» DATA RECORDS:
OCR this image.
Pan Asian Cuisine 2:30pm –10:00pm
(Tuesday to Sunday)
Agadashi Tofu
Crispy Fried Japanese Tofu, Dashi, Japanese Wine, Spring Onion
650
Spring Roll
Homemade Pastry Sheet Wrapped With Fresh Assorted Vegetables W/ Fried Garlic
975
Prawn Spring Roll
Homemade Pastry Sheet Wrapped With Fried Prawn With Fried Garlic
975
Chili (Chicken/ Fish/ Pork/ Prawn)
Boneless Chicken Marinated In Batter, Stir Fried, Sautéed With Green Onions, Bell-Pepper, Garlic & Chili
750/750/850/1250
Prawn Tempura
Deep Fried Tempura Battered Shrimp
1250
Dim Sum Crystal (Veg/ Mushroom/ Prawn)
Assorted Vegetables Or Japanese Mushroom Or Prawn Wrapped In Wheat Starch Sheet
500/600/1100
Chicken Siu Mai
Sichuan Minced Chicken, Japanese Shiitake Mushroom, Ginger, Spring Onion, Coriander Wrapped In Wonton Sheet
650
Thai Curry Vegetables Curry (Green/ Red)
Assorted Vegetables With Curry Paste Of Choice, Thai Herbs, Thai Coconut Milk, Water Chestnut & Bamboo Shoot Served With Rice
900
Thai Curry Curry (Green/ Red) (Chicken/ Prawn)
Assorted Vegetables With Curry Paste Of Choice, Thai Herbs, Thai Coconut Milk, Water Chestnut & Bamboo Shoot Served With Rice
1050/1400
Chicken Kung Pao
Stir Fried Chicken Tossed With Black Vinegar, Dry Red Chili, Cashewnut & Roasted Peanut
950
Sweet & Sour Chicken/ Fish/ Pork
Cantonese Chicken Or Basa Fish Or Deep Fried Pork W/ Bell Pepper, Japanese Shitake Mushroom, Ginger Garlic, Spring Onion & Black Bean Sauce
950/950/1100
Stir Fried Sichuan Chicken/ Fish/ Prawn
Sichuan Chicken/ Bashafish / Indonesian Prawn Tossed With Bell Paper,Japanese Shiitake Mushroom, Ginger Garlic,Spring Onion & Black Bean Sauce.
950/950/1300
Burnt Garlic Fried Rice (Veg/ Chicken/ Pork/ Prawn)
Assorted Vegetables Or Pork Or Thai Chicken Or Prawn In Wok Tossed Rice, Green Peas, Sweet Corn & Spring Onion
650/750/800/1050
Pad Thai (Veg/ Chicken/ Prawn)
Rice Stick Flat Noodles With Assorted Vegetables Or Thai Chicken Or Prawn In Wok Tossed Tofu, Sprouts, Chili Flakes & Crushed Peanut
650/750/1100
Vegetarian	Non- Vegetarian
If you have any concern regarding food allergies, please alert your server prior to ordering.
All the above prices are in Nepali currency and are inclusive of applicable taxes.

» TASK BRIEF: Which lines in the data above contain "Homemade"? Show each one.

» SOLUTION:
Homemade Pastry Sheet Wrapped With Fresh Assorted Vegetables W/ Fried Garlic
Homemade Pastry Sheet Wrapped With Fried Prawn With Fried Garlic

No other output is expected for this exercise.